__Stated goal__
State the number of lines where "Risk" appears. Add nothing else.

[Figure data in JSON]
-*-*-
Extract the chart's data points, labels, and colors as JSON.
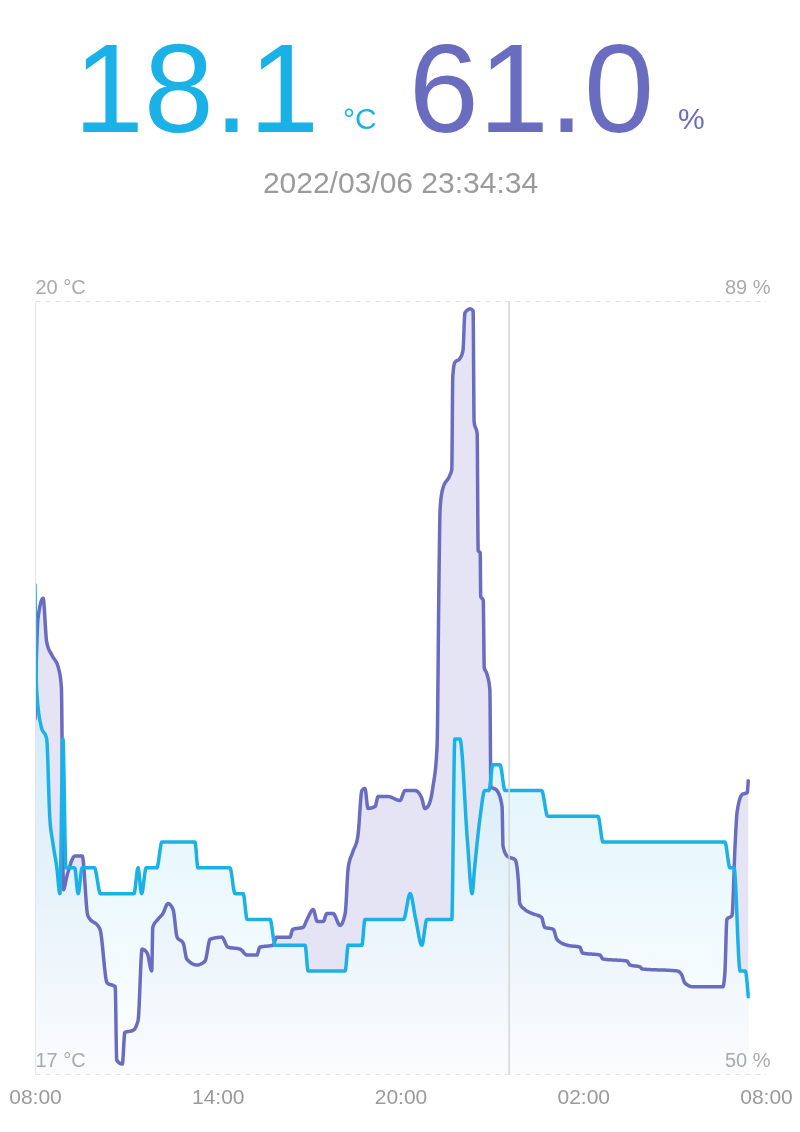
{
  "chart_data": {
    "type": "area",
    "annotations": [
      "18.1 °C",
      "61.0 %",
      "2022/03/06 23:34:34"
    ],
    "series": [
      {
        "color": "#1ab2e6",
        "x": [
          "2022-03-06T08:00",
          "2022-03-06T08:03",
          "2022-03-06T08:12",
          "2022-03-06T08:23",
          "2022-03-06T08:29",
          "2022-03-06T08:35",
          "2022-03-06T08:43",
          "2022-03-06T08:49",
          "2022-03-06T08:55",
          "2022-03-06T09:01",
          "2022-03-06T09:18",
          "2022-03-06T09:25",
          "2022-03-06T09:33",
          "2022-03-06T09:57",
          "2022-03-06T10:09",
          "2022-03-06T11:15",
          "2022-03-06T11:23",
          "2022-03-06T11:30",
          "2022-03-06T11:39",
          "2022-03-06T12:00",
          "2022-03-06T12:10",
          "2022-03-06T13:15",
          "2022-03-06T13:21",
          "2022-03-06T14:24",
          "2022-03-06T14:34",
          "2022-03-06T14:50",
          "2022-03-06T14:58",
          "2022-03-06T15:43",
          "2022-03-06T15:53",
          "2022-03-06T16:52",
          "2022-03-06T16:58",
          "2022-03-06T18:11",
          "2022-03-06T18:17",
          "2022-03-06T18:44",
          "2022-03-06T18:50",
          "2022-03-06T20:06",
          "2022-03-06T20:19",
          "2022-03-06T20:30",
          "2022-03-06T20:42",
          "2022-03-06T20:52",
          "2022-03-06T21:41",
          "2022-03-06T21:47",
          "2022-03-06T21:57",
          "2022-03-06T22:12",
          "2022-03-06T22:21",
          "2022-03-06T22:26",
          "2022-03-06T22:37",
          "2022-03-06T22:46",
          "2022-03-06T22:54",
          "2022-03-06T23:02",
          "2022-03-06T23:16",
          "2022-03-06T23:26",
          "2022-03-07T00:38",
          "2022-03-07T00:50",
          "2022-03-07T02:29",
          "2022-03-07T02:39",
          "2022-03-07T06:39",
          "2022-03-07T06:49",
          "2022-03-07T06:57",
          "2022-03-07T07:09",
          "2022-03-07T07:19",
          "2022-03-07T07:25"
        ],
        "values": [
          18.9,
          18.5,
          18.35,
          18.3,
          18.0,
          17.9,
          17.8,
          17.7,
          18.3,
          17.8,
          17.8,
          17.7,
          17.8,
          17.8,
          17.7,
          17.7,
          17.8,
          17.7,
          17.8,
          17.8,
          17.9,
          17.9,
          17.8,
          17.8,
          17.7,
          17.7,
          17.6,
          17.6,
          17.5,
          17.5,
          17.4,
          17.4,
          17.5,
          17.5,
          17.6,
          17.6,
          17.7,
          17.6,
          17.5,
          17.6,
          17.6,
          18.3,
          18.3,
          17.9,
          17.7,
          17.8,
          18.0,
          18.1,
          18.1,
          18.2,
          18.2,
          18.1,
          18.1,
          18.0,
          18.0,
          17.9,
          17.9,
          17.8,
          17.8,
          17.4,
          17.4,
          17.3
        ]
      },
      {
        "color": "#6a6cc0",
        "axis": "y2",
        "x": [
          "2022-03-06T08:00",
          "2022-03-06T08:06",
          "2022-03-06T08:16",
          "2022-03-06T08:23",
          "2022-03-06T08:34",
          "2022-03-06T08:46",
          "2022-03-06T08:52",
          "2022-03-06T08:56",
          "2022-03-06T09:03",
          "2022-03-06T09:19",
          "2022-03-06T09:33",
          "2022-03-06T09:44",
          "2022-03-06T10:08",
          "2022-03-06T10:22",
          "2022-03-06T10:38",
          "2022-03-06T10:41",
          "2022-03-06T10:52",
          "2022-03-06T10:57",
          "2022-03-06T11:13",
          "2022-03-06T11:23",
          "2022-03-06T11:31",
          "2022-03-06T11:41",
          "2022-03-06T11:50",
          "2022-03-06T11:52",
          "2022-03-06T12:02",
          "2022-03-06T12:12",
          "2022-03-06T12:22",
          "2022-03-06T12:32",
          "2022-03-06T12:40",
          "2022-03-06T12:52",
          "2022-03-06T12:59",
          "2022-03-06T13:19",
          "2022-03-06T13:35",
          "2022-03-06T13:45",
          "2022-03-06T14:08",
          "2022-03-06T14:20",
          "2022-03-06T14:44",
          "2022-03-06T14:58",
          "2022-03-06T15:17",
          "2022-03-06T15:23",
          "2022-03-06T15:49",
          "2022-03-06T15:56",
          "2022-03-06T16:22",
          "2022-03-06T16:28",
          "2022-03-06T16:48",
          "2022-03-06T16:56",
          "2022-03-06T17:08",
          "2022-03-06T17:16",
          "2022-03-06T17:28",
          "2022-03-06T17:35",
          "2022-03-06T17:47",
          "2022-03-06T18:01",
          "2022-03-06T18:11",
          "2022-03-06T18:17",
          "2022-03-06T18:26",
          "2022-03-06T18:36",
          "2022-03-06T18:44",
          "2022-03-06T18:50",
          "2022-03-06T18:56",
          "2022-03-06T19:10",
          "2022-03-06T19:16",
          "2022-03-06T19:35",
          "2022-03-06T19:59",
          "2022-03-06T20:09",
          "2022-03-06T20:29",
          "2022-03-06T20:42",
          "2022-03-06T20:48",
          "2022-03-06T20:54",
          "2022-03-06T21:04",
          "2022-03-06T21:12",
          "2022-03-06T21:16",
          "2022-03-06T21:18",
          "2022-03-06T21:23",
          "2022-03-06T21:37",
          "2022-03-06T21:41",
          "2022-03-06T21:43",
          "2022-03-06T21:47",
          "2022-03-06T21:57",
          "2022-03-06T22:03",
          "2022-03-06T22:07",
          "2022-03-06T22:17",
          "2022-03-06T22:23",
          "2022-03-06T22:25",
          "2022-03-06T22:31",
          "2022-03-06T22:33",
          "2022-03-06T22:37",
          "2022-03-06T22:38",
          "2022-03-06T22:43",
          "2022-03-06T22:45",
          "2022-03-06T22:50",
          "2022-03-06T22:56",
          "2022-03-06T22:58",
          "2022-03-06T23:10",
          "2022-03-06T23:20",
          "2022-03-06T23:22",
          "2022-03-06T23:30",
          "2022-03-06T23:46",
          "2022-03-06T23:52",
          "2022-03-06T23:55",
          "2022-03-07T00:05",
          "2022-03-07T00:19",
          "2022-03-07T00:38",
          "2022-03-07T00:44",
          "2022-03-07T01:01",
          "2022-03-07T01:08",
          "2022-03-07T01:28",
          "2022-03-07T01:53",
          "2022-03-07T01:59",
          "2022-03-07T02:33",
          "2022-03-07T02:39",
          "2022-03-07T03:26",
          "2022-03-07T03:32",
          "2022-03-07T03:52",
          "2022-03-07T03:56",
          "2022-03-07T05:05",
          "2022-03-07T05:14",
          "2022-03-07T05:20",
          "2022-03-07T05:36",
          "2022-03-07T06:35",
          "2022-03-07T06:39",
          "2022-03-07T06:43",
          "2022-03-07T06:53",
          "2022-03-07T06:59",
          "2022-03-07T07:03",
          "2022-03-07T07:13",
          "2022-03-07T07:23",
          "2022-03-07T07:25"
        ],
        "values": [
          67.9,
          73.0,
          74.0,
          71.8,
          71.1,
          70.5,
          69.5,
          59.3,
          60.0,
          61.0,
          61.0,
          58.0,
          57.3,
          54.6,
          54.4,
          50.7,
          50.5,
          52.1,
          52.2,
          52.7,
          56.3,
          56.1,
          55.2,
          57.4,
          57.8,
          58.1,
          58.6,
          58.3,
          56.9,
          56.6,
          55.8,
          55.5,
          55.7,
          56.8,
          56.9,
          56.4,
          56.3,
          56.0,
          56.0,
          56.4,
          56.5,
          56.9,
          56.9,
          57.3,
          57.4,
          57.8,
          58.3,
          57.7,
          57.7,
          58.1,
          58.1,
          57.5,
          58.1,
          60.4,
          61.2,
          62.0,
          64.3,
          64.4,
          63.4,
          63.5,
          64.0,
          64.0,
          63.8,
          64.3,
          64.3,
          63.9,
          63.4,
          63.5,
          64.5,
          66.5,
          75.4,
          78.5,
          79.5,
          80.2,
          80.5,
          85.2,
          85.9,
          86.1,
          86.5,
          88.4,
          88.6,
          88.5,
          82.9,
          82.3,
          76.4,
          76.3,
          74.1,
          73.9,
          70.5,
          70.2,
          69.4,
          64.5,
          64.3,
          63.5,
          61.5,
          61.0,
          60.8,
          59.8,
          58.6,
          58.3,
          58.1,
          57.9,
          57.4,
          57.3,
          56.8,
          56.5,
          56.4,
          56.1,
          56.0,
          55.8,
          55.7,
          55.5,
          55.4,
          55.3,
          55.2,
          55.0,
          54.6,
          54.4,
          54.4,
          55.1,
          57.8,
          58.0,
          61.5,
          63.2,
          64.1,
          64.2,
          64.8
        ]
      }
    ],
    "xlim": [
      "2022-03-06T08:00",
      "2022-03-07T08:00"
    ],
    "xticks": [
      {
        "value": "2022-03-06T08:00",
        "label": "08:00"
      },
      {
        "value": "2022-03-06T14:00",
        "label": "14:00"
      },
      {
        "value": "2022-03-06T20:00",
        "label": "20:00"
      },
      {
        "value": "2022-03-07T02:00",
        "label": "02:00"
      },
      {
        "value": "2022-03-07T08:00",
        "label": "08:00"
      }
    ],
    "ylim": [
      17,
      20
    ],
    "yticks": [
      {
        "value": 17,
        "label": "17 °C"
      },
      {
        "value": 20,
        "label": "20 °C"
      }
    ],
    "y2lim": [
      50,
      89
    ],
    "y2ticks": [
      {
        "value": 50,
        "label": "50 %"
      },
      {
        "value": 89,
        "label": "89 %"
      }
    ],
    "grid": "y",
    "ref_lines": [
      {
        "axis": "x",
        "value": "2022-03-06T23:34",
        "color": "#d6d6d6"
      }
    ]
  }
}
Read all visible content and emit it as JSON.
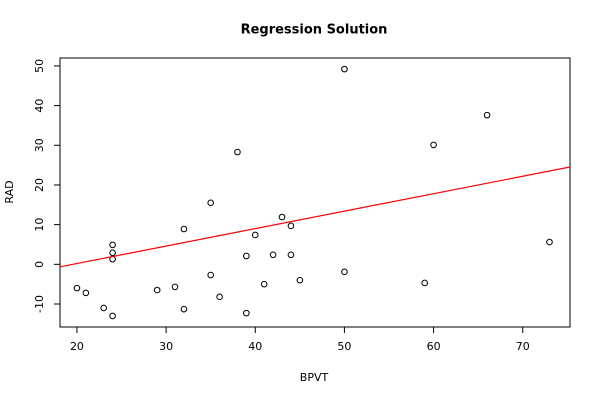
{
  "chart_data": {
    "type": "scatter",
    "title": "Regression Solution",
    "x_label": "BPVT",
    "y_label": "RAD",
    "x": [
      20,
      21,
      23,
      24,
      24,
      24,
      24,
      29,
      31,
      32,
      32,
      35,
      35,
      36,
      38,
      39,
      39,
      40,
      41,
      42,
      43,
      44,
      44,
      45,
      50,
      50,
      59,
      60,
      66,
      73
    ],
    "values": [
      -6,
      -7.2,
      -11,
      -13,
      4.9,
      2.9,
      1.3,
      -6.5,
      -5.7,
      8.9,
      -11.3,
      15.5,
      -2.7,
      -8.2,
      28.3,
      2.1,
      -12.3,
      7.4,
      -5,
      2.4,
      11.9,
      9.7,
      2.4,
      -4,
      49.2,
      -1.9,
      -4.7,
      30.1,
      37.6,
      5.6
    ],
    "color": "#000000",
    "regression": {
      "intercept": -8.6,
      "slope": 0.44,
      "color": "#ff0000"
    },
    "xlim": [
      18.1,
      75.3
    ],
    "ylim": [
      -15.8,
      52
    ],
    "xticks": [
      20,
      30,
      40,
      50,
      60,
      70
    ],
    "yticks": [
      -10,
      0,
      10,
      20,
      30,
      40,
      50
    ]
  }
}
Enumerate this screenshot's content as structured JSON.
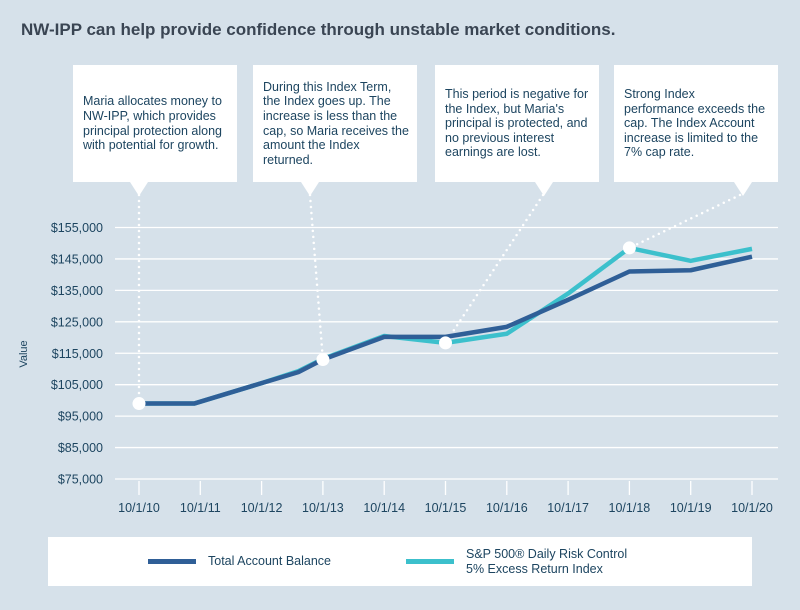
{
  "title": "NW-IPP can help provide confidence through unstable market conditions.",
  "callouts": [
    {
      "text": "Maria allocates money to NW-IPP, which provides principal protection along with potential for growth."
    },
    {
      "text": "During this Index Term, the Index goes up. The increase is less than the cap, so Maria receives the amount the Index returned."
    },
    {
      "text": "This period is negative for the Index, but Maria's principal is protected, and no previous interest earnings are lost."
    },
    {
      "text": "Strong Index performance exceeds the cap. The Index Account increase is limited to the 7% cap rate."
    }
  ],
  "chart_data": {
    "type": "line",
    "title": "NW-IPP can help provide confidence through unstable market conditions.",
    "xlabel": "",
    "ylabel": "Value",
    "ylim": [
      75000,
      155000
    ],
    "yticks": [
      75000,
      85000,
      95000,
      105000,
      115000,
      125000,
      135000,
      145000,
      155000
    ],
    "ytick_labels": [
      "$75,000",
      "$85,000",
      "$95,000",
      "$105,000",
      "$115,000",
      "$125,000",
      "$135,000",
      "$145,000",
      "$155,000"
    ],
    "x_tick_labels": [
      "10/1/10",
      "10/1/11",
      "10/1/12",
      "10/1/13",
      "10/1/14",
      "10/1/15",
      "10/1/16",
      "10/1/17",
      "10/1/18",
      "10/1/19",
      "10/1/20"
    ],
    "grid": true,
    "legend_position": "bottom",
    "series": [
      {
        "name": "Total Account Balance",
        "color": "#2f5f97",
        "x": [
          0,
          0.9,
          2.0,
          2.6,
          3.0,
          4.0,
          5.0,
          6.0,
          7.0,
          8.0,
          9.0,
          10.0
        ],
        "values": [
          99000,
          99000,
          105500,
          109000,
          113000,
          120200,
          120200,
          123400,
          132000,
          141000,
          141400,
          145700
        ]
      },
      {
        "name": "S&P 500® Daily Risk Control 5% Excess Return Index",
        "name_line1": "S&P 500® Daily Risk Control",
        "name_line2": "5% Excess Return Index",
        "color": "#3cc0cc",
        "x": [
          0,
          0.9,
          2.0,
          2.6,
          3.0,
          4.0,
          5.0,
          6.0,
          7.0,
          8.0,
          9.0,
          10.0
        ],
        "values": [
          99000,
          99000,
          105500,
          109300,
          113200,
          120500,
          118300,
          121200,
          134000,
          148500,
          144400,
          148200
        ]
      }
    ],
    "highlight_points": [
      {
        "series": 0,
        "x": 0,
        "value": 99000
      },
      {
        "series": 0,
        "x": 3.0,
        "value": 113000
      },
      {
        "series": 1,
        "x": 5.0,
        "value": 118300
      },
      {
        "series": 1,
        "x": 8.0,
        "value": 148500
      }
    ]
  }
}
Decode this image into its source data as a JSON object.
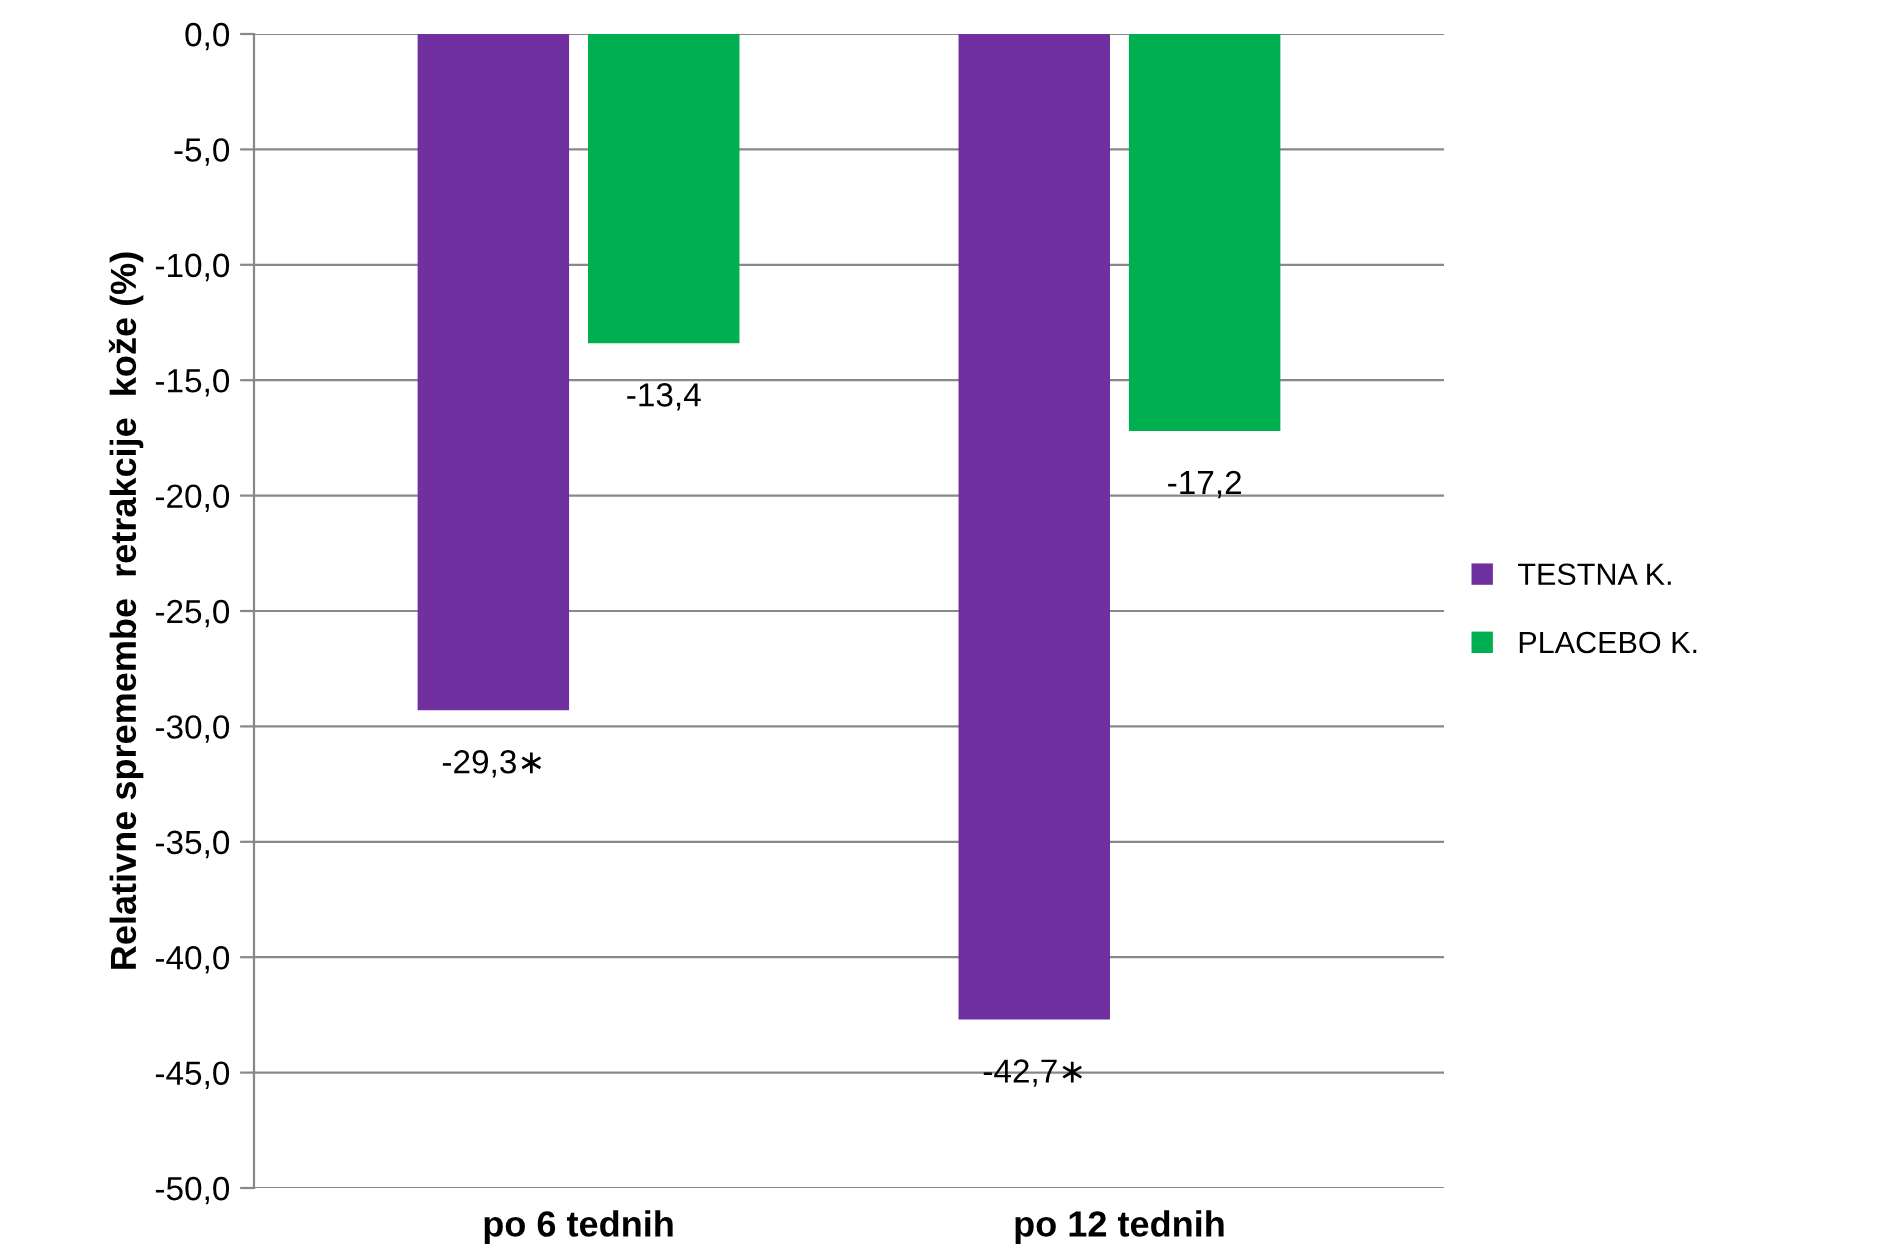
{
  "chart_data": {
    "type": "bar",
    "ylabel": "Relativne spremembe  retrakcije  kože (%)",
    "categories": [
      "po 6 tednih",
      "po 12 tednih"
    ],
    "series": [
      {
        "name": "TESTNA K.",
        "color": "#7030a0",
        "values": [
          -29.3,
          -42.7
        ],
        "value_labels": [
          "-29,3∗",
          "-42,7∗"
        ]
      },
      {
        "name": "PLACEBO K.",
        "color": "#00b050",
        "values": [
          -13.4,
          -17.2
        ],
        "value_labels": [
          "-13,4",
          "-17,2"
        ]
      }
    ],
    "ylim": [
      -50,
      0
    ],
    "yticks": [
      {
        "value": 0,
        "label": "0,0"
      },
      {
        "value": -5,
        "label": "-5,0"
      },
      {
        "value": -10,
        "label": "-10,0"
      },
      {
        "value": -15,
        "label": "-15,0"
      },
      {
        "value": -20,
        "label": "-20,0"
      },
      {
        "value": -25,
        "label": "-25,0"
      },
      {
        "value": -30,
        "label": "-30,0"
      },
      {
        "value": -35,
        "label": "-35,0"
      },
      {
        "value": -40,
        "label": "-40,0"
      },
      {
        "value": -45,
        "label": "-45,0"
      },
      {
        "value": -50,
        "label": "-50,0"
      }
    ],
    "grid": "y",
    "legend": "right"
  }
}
-*-*-
__Solved problem__
2